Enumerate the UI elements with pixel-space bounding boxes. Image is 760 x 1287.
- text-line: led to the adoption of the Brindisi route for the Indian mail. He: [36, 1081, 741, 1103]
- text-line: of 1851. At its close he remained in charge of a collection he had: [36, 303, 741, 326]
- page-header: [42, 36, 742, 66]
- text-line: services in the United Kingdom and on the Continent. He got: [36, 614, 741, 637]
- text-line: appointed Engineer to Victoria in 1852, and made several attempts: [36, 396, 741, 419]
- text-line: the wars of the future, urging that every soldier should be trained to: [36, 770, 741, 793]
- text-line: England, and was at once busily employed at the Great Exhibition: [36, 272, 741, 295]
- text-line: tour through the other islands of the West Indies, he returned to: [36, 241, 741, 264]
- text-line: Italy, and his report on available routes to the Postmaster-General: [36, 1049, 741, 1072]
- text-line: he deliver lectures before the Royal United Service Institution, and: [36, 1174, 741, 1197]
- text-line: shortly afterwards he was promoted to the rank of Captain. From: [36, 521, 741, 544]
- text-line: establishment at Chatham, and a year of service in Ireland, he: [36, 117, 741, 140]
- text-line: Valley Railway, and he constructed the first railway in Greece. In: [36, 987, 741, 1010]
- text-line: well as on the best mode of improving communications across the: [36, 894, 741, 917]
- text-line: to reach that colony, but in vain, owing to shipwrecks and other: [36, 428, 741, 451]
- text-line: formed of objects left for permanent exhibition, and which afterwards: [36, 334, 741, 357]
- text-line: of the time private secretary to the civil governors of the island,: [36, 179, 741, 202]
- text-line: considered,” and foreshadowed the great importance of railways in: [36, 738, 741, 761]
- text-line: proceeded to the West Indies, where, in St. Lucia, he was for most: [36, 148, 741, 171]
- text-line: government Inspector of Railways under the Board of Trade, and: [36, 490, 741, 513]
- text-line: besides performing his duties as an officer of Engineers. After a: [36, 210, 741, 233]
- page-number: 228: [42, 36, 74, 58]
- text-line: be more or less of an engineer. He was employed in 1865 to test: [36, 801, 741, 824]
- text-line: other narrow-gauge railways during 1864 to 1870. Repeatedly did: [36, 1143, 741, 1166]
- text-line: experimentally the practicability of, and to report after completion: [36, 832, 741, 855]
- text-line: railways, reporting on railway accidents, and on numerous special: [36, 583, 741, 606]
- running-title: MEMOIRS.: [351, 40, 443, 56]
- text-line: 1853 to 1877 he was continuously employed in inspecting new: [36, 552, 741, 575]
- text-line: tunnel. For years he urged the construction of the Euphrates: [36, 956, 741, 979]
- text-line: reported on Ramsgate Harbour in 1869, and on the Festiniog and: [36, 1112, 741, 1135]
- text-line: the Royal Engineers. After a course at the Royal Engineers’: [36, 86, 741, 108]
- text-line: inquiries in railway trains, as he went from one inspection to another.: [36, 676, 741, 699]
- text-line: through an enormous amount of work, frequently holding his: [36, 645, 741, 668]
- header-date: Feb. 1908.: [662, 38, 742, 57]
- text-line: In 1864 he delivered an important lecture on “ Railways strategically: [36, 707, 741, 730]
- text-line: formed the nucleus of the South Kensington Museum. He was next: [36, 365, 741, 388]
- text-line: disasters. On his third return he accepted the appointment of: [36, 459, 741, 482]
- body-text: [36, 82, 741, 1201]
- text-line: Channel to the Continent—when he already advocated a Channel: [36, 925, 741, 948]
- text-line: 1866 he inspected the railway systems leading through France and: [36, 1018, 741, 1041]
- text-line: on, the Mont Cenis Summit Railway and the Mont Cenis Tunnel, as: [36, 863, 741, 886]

What you will do.
Could you put the rows, from the first one through the one containing "- text-line: be more", into a JSON list of strings with one string per row and blank lines left out?

Correct output.
[
  "Enumerate the UI elements with pixel-space bounding boxes. Image is 760 x 1287.",
  "- text-line: led to the adoption of the Brindisi route for the Indian mail. He: [36, 1081, 741, 1103]",
  "- text-line: of 1851. At its close he remained in charge of a collection he had: [36, 303, 741, 326]",
  "- page-header: [42, 36, 742, 66]",
  "- text-line: services in the United Kingdom and on the Continent. He got: [36, 614, 741, 637]",
  "- text-line: appointed Engineer to Victoria in 1852, and made several attempts: [36, 396, 741, 419]",
  "- text-line: the wars of the future, urging that every soldier should be trained to: [36, 770, 741, 793]",
  "- text-line: England, and was at once busily employed at the Great Exhibition: [36, 272, 741, 295]",
  "- text-line: tour through the other islands of the West Indies, he returned to: [36, 241, 741, 264]",
  "- text-line: Italy, and his report on available routes to the Postmaster-General: [36, 1049, 741, 1072]",
  "- text-line: he deliver lectures before the Royal United Service Institution, and: [36, 1174, 741, 1197]",
  "- text-line: shortly afterwards he was promoted to the rank of Captain. From: [36, 521, 741, 544]",
  "- text-line: establishment at Chatham, and a year of service in Ireland, he: [36, 117, 741, 140]",
  "- text-line: Valley Railway, and he constructed the first railway in Greece. In: [36, 987, 741, 1010]",
  "- text-line: well as on the best mode of improving communications across the: [36, 894, 741, 917]",
  "- text-line: to reach that colony, but in vain, owing to shipwrecks and other: [36, 428, 741, 451]",
  "- text-line: formed of objects left for permanent exhibition, and which afterwards: [36, 334, 741, 357]",
  "- text-line: of the time private secretary to the civil governors of the island,: [36, 179, 741, 202]",
  "- text-line: considered,” and foreshadowed the great importance of railways in: [36, 738, 741, 761]",
  "- text-line: proceeded to the West Indies, where, in St. Lucia, he was for most: [36, 148, 741, 171]",
  "- text-line: government Inspector of Railways under the Board of Trade, and: [36, 490, 741, 513]",
  "- text-line: besides performing his duties as an officer of Engineers. After a: [36, 210, 741, 233]",
  "- page-number: 228: [42, 36, 74, 58]",
  "- text-line: be more or less of an engineer. He was employed in 1865 to test: [36, 801, 741, 824]"
]